**Data entries:**
┌────────
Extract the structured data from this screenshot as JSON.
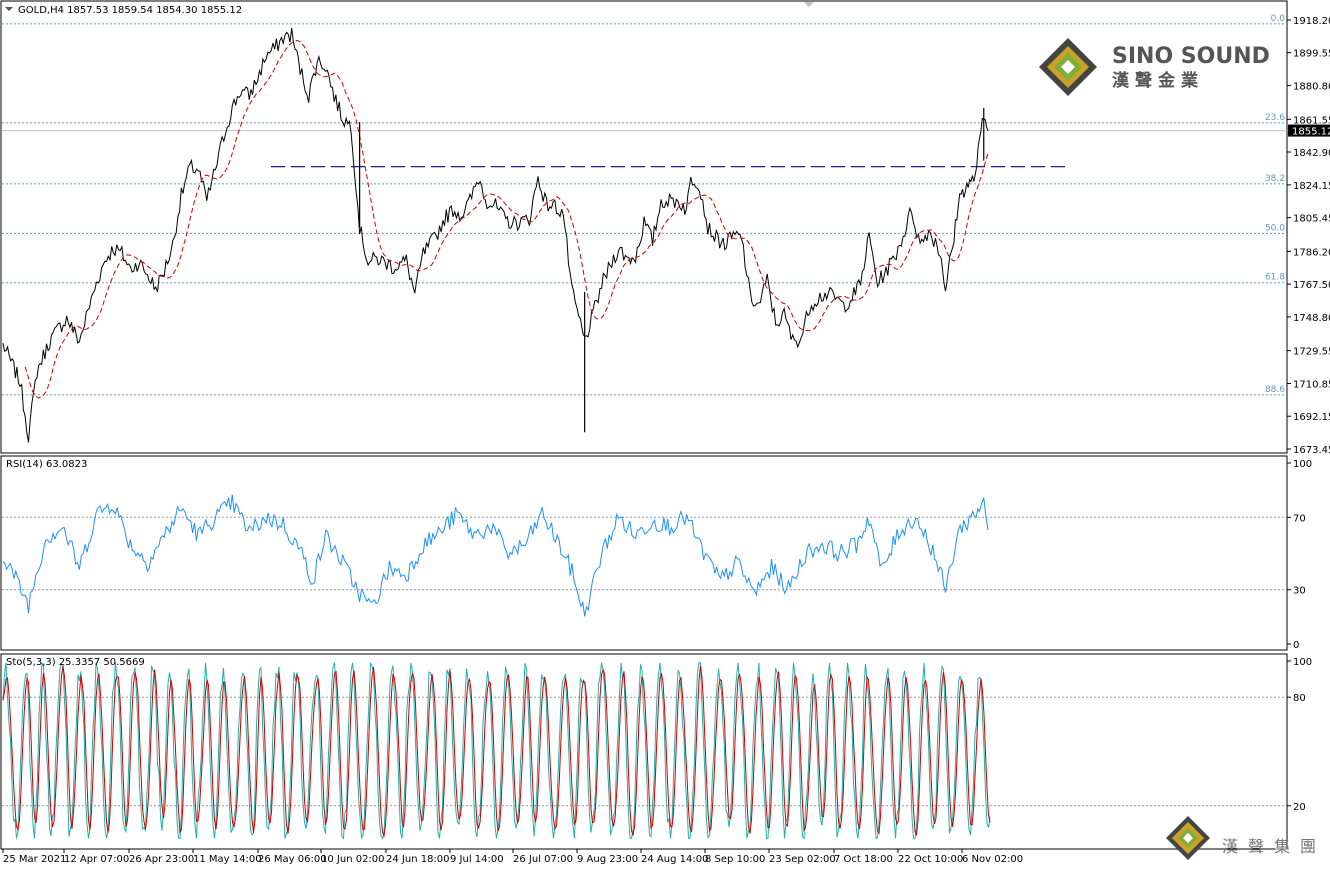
{
  "main_header": "GOLD,H4  1857.53 1859.54 1854.30 1855.12",
  "rsi_header": "RSI(14) 63.0823",
  "sto_header": "Sto(5,3,3) 25.3357 50.5669",
  "current_price": "1855.12",
  "brand": {
    "name_en": "SINO SOUND",
    "name_zh": "漢聲金業",
    "footer_zh": "漢聲集團",
    "colors": {
      "gold": "#c9a227",
      "green": "#7fae3a",
      "dark": "#444444"
    }
  },
  "colors": {
    "price": "#000000",
    "ma": "#cc0000",
    "resistance": "#000080",
    "rsi": "#1e90ff",
    "sto_main": "#20b2aa",
    "sto_signal": "#cc0000",
    "fib": "#6699bb",
    "frame": "#000000"
  },
  "chart_data": [
    {
      "type": "line",
      "title": "GOLD,H4",
      "ylim": [
        1673.45,
        1918.2
      ],
      "y_ticks": [
        "1918.20",
        "1899.55",
        "1880.80",
        "1861.55",
        "1842.90",
        "1824.15",
        "1805.45",
        "1786.20",
        "1767.50",
        "1748.80",
        "1729.55",
        "1710.85",
        "1692.15",
        "1673.45"
      ],
      "x_ticks": [
        "25 Mar 2021",
        "12 Apr 07:00",
        "26 Apr 23:00",
        "11 May 14:00",
        "26 May 06:00",
        "10 Jun 02:00",
        "24 Jun 18:00",
        "9 Jul 14:00",
        "26 Jul 07:00",
        "9 Aug 23:00",
        "24 Aug 14:00",
        "8 Sep 10:00",
        "23 Sep 02:00",
        "7 Oct 18:00",
        "22 Oct 10:00",
        "6 Nov 02:00"
      ],
      "fib_levels": [
        {
          "label": "0.0",
          "value": 1916.0
        },
        {
          "label": "23.6",
          "value": 1859.5
        },
        {
          "label": "38.2",
          "value": 1824.7
        },
        {
          "label": "50.0",
          "value": 1796.5
        },
        {
          "label": "61.8",
          "value": 1768.3
        },
        {
          "label": "88.6",
          "value": 1704.3
        }
      ],
      "resistance": {
        "value": 1834.5,
        "start": "26 May 2021",
        "end": "12 Nov 2021"
      },
      "close": [
        {
          "x": "2021-03-25",
          "y": 1733
        },
        {
          "x": "2021-03-29",
          "y": 1712
        },
        {
          "x": "2021-03-31",
          "y": 1681
        },
        {
          "x": "2021-04-02",
          "y": 1718
        },
        {
          "x": "2021-04-05",
          "y": 1735
        },
        {
          "x": "2021-04-07",
          "y": 1742
        },
        {
          "x": "2021-04-09",
          "y": 1748
        },
        {
          "x": "2021-04-12",
          "y": 1735
        },
        {
          "x": "2021-04-14",
          "y": 1752
        },
        {
          "x": "2021-04-16",
          "y": 1768
        },
        {
          "x": "2021-04-18",
          "y": 1781
        },
        {
          "x": "2021-04-20",
          "y": 1788
        },
        {
          "x": "2021-04-22",
          "y": 1785
        },
        {
          "x": "2021-04-24",
          "y": 1776
        },
        {
          "x": "2021-04-26",
          "y": 1780
        },
        {
          "x": "2021-04-28",
          "y": 1773
        },
        {
          "x": "2021-04-30",
          "y": 1765
        },
        {
          "x": "2021-05-02",
          "y": 1775
        },
        {
          "x": "2021-05-04",
          "y": 1790
        },
        {
          "x": "2021-05-06",
          "y": 1818
        },
        {
          "x": "2021-05-08",
          "y": 1834
        },
        {
          "x": "2021-05-10",
          "y": 1833
        },
        {
          "x": "2021-05-12",
          "y": 1815
        },
        {
          "x": "2021-05-14",
          "y": 1833
        },
        {
          "x": "2021-05-16",
          "y": 1852
        },
        {
          "x": "2021-05-18",
          "y": 1868
        },
        {
          "x": "2021-05-20",
          "y": 1878
        },
        {
          "x": "2021-05-22",
          "y": 1875
        },
        {
          "x": "2021-05-24",
          "y": 1885
        },
        {
          "x": "2021-05-26",
          "y": 1898
        },
        {
          "x": "2021-05-28",
          "y": 1902
        },
        {
          "x": "2021-05-30",
          "y": 1908
        },
        {
          "x": "2021-06-01",
          "y": 1910
        },
        {
          "x": "2021-06-03",
          "y": 1890
        },
        {
          "x": "2021-06-05",
          "y": 1875
        },
        {
          "x": "2021-06-07",
          "y": 1895
        },
        {
          "x": "2021-06-09",
          "y": 1892
        },
        {
          "x": "2021-06-11",
          "y": 1875
        },
        {
          "x": "2021-06-13",
          "y": 1862
        },
        {
          "x": "2021-06-15",
          "y": 1858
        },
        {
          "x": "2021-06-17",
          "y": 1800
        },
        {
          "x": "2021-06-19",
          "y": 1780
        },
        {
          "x": "2021-06-21",
          "y": 1782
        },
        {
          "x": "2021-06-23",
          "y": 1780
        },
        {
          "x": "2021-06-25",
          "y": 1777
        },
        {
          "x": "2021-06-28",
          "y": 1781
        },
        {
          "x": "2021-06-30",
          "y": 1762
        },
        {
          "x": "2021-07-02",
          "y": 1785
        },
        {
          "x": "2021-07-05",
          "y": 1795
        },
        {
          "x": "2021-07-07",
          "y": 1805
        },
        {
          "x": "2021-07-09",
          "y": 1810
        },
        {
          "x": "2021-07-11",
          "y": 1807
        },
        {
          "x": "2021-07-13",
          "y": 1815
        },
        {
          "x": "2021-07-15",
          "y": 1828
        },
        {
          "x": "2021-07-17",
          "y": 1815
        },
        {
          "x": "2021-07-19",
          "y": 1812
        },
        {
          "x": "2021-07-21",
          "y": 1805
        },
        {
          "x": "2021-07-23",
          "y": 1802
        },
        {
          "x": "2021-07-25",
          "y": 1803
        },
        {
          "x": "2021-07-27",
          "y": 1805
        },
        {
          "x": "2021-07-29",
          "y": 1828
        },
        {
          "x": "2021-07-31",
          "y": 1813
        },
        {
          "x": "2021-08-02",
          "y": 1812
        },
        {
          "x": "2021-08-04",
          "y": 1808
        },
        {
          "x": "2021-08-06",
          "y": 1763
        },
        {
          "x": "2021-08-08",
          "y": 1745
        },
        {
          "x": "2021-08-09",
          "y": 1735
        },
        {
          "x": "2021-08-11",
          "y": 1750
        },
        {
          "x": "2021-08-13",
          "y": 1767
        },
        {
          "x": "2021-08-15",
          "y": 1778
        },
        {
          "x": "2021-08-17",
          "y": 1788
        },
        {
          "x": "2021-08-19",
          "y": 1782
        },
        {
          "x": "2021-08-21",
          "y": 1783
        },
        {
          "x": "2021-08-23",
          "y": 1803
        },
        {
          "x": "2021-08-25",
          "y": 1792
        },
        {
          "x": "2021-08-27",
          "y": 1815
        },
        {
          "x": "2021-08-29",
          "y": 1815
        },
        {
          "x": "2021-08-31",
          "y": 1815
        },
        {
          "x": "2021-09-02",
          "y": 1810
        },
        {
          "x": "2021-09-03",
          "y": 1828
        },
        {
          "x": "2021-09-05",
          "y": 1825
        },
        {
          "x": "2021-09-07",
          "y": 1800
        },
        {
          "x": "2021-09-09",
          "y": 1794
        },
        {
          "x": "2021-09-11",
          "y": 1790
        },
        {
          "x": "2021-09-13",
          "y": 1795
        },
        {
          "x": "2021-09-15",
          "y": 1794
        },
        {
          "x": "2021-09-17",
          "y": 1760
        },
        {
          "x": "2021-09-19",
          "y": 1755
        },
        {
          "x": "2021-09-21",
          "y": 1770
        },
        {
          "x": "2021-09-23",
          "y": 1745
        },
        {
          "x": "2021-09-25",
          "y": 1750
        },
        {
          "x": "2021-09-27",
          "y": 1735
        },
        {
          "x": "2021-09-29",
          "y": 1737
        },
        {
          "x": "2021-10-01",
          "y": 1755
        },
        {
          "x": "2021-10-03",
          "y": 1760
        },
        {
          "x": "2021-10-05",
          "y": 1762
        },
        {
          "x": "2021-10-07",
          "y": 1760
        },
        {
          "x": "2021-10-09",
          "y": 1755
        },
        {
          "x": "2021-10-11",
          "y": 1760
        },
        {
          "x": "2021-10-13",
          "y": 1768
        },
        {
          "x": "2021-10-15",
          "y": 1795
        },
        {
          "x": "2021-10-17",
          "y": 1768
        },
        {
          "x": "2021-10-19",
          "y": 1775
        },
        {
          "x": "2021-10-21",
          "y": 1783
        },
        {
          "x": "2021-10-23",
          "y": 1795
        },
        {
          "x": "2021-10-25",
          "y": 1810
        },
        {
          "x": "2021-10-27",
          "y": 1790
        },
        {
          "x": "2021-10-29",
          "y": 1798
        },
        {
          "x": "2021-10-31",
          "y": 1790
        },
        {
          "x": "2021-11-01",
          "y": 1782
        },
        {
          "x": "2021-11-02",
          "y": 1765
        },
        {
          "x": "2021-11-03",
          "y": 1780
        },
        {
          "x": "2021-11-04",
          "y": 1793
        },
        {
          "x": "2021-11-05",
          "y": 1815
        },
        {
          "x": "2021-11-06",
          "y": 1820
        },
        {
          "x": "2021-11-07",
          "y": 1824
        },
        {
          "x": "2021-11-08",
          "y": 1825
        },
        {
          "x": "2021-11-09",
          "y": 1830
        },
        {
          "x": "2021-11-10",
          "y": 1848
        },
        {
          "x": "2021-11-11",
          "y": 1863
        },
        {
          "x": "2021-11-12",
          "y": 1855
        }
      ],
      "spikes": [
        {
          "x": "2021-06-17",
          "low": 1800,
          "high": 1860
        },
        {
          "x": "2021-08-09",
          "low": 1683,
          "high": 1763
        },
        {
          "x": "2021-11-11",
          "low": 1838,
          "high": 1868
        }
      ]
    },
    {
      "type": "line",
      "title": "RSI(14) 63.0823",
      "ylim": [
        0,
        100
      ],
      "y_ticks": [
        100,
        70,
        30,
        0
      ],
      "levels": [
        70,
        30
      ],
      "values": [
        {
          "x": "2021-03-25",
          "y": 50
        },
        {
          "x": "2021-03-31",
          "y": 22
        },
        {
          "x": "2021-04-04",
          "y": 58
        },
        {
          "x": "2021-04-08",
          "y": 65
        },
        {
          "x": "2021-04-12",
          "y": 42
        },
        {
          "x": "2021-04-16",
          "y": 72
        },
        {
          "x": "2021-04-20",
          "y": 78
        },
        {
          "x": "2021-04-24",
          "y": 55
        },
        {
          "x": "2021-04-28",
          "y": 45
        },
        {
          "x": "2021-05-02",
          "y": 60
        },
        {
          "x": "2021-05-06",
          "y": 75
        },
        {
          "x": "2021-05-10",
          "y": 60
        },
        {
          "x": "2021-05-14",
          "y": 70
        },
        {
          "x": "2021-05-18",
          "y": 78
        },
        {
          "x": "2021-05-22",
          "y": 62
        },
        {
          "x": "2021-05-26",
          "y": 70
        },
        {
          "x": "2021-05-30",
          "y": 66
        },
        {
          "x": "2021-06-03",
          "y": 52
        },
        {
          "x": "2021-06-06",
          "y": 35
        },
        {
          "x": "2021-06-09",
          "y": 60
        },
        {
          "x": "2021-06-13",
          "y": 45
        },
        {
          "x": "2021-06-17",
          "y": 28
        },
        {
          "x": "2021-06-20",
          "y": 20
        },
        {
          "x": "2021-06-24",
          "y": 42
        },
        {
          "x": "2021-06-28",
          "y": 38
        },
        {
          "x": "2021-07-02",
          "y": 55
        },
        {
          "x": "2021-07-06",
          "y": 62
        },
        {
          "x": "2021-07-10",
          "y": 72
        },
        {
          "x": "2021-07-14",
          "y": 60
        },
        {
          "x": "2021-07-18",
          "y": 65
        },
        {
          "x": "2021-07-22",
          "y": 50
        },
        {
          "x": "2021-07-26",
          "y": 55
        },
        {
          "x": "2021-07-30",
          "y": 72
        },
        {
          "x": "2021-08-03",
          "y": 55
        },
        {
          "x": "2021-08-06",
          "y": 40
        },
        {
          "x": "2021-08-09",
          "y": 16
        },
        {
          "x": "2021-08-13",
          "y": 50
        },
        {
          "x": "2021-08-17",
          "y": 70
        },
        {
          "x": "2021-08-21",
          "y": 60
        },
        {
          "x": "2021-08-25",
          "y": 68
        },
        {
          "x": "2021-08-29",
          "y": 65
        },
        {
          "x": "2021-09-02",
          "y": 70
        },
        {
          "x": "2021-09-06",
          "y": 50
        },
        {
          "x": "2021-09-10",
          "y": 35
        },
        {
          "x": "2021-09-14",
          "y": 45
        },
        {
          "x": "2021-09-18",
          "y": 28
        },
        {
          "x": "2021-09-22",
          "y": 42
        },
        {
          "x": "2021-09-26",
          "y": 30
        },
        {
          "x": "2021-09-30",
          "y": 50
        },
        {
          "x": "2021-10-04",
          "y": 55
        },
        {
          "x": "2021-10-08",
          "y": 50
        },
        {
          "x": "2021-10-12",
          "y": 55
        },
        {
          "x": "2021-10-15",
          "y": 70
        },
        {
          "x": "2021-10-18",
          "y": 40
        },
        {
          "x": "2021-10-22",
          "y": 62
        },
        {
          "x": "2021-10-26",
          "y": 70
        },
        {
          "x": "2021-10-30",
          "y": 52
        },
        {
          "x": "2021-11-02",
          "y": 30
        },
        {
          "x": "2021-11-05",
          "y": 62
        },
        {
          "x": "2021-11-08",
          "y": 70
        },
        {
          "x": "2021-11-10",
          "y": 75
        },
        {
          "x": "2021-11-11",
          "y": 82
        },
        {
          "x": "2021-11-12",
          "y": 63
        }
      ]
    },
    {
      "type": "line",
      "title": "Sto(5,3,3) 25.3357 50.5669",
      "ylim": [
        0,
        100
      ],
      "y_ticks": [
        100,
        80,
        20
      ],
      "levels": [
        80,
        20
      ]
    }
  ]
}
└────────
**Given exercise:**
Find each line that has the word "label", then copy it out.

**Completed exercise:**
          "label": "0.0",
          "label": "23.6",
          "label": "38.2",
          "label": "50.0",
          "label": "61.8",
          "label": "88.6",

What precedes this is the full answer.